Stated goal -> Reproduce the listing below in its entirety. Change nothing.

Supplied data ->
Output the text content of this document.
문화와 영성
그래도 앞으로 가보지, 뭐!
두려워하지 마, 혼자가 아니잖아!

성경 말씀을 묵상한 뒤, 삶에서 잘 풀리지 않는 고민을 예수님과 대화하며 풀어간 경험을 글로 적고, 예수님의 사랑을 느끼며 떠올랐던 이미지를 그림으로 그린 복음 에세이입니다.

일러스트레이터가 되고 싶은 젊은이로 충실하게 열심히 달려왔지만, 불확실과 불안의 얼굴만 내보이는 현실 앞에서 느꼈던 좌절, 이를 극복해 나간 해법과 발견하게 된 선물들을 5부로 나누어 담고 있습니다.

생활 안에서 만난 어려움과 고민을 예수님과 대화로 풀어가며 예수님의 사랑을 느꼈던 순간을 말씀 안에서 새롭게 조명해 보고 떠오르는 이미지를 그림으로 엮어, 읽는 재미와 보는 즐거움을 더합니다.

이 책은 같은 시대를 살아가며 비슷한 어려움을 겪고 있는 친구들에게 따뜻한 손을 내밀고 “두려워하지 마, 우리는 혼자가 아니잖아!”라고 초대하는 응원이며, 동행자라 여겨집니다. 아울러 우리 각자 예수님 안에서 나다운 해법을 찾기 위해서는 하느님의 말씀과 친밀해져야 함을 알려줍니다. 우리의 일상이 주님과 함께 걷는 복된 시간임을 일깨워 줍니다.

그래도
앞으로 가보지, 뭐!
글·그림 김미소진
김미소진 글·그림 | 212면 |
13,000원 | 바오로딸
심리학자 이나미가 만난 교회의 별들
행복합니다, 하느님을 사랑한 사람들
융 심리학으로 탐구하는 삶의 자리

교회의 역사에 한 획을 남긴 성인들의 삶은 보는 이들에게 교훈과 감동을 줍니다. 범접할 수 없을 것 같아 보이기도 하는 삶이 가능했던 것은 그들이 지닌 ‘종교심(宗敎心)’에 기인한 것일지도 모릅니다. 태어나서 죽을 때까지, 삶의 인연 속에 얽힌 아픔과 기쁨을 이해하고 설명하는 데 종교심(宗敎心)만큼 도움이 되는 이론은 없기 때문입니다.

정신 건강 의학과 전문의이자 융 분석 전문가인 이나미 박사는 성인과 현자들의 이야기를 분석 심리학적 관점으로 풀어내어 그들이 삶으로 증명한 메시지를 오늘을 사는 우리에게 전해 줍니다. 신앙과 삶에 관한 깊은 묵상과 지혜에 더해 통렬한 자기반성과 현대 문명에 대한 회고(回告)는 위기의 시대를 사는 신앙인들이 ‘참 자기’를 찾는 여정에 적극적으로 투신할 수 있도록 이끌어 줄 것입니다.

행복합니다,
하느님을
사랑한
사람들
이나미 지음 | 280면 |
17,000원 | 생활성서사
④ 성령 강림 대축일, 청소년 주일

Task solution ->
Output the text content of this document.
문화와 영성
그래도 앞으로 가보지, 뭐!
두려워하지 마, 혼자가 아니잖아!

성경 말씀을 묵상한 뒤, 삶에서 잘 풀리지 않는 고민을 예수님과 대화하며 풀어간 경험을 글로 적고, 예수님의 사랑을 느끼며 떠올랐던 이미지를 그림으로 그린 복음 에세이입니다.

일러스트레이터가 되고 싶은 젊은이로 충실하게 열심히 달려왔지만, 불확실과 불안의 얼굴만 내보이는 현실 앞에서 느꼈던 좌절, 이를 극복해 나간 해법과 발견하게 된 선물들을 5부로 나누어 담고 있습니다.

생활 안에서 만난 어려움과 고민을 예수님과 대화로 풀어가며 예수님의 사랑을 느꼈던 순간을 말씀 안에서 새롭게 조명해 보고 떠오르는 이미지를 그림으로 엮어, 읽는 재미와 보는 즐거움을 더합니다.

이 책은 같은 시대를 살아가며 비슷한 어려움을 겪고 있는 친구들에게 따뜻한 손을 내밀고 “두려워하지 마, 우리는 혼자가 아니잖아!”라고 초대하는 응원이며, 동행자라 여겨집니다. 아울러 우리 각자 예수님 안에서 나다운 해법을 찾기 위해서는 하느님의 말씀과 친밀해져야 함을 알려줍니다. 우리의 일상이 주님과 함께 걷는 복된 시간임을 일깨워 줍니다.

그래도
앞으로 가보지, 뭐!
글·그림 김미소진
김미소진 글·그림 | 212면 |
13,000원 | 바오로딸
심리학자 이나미가 만난 교회의 별들
행복합니다, 하느님을 사랑한 사람들
융 심리학으로 탐구하는 삶의 자리

교회의 역사에 한 획을 남긴 성인들의 삶은 보는 이들에게 교훈과 감동을 줍니다. 범접할 수 없을 것 같아 보이기도 하는 삶이 가능했던 것은 그들이 지닌 ‘종교심(宗敎心)’에 기인한 것일지도 모릅니다. 태어나서 죽을 때까지, 삶의 인연 속에 얽힌 아픔과 기쁨을 이해하고 설명하는 데 종교심(宗敎心)만큼 도움이 되는 이론은 없기 때문입니다.

정신 건강 의학과 전문의이자 융 분석 전문가인 이나미 박사는 성인과 현자들의 이야기를 분석 심리학적 관점으로 풀어내어 그들이 삶으로 증명한 메시지를 오늘을 사는 우리에게 전해 줍니다. 신앙과 삶에 관한 깊은 묵상과 지혜에 더해 통렬한 자기반성과 현대 문명에 대한 회고(回告)는 위기의 시대를 사는 신앙인들이 ‘참 자기’를 찾는 여정에 적극적으로 투신할 수 있도록 이끌어 줄 것입니다.

행복합니다,
하느님을
사랑한
사람들
이나미 지음 | 280면 |
17,000원 | 생활성서사
④ 성령 강림 대축일, 청소년 주일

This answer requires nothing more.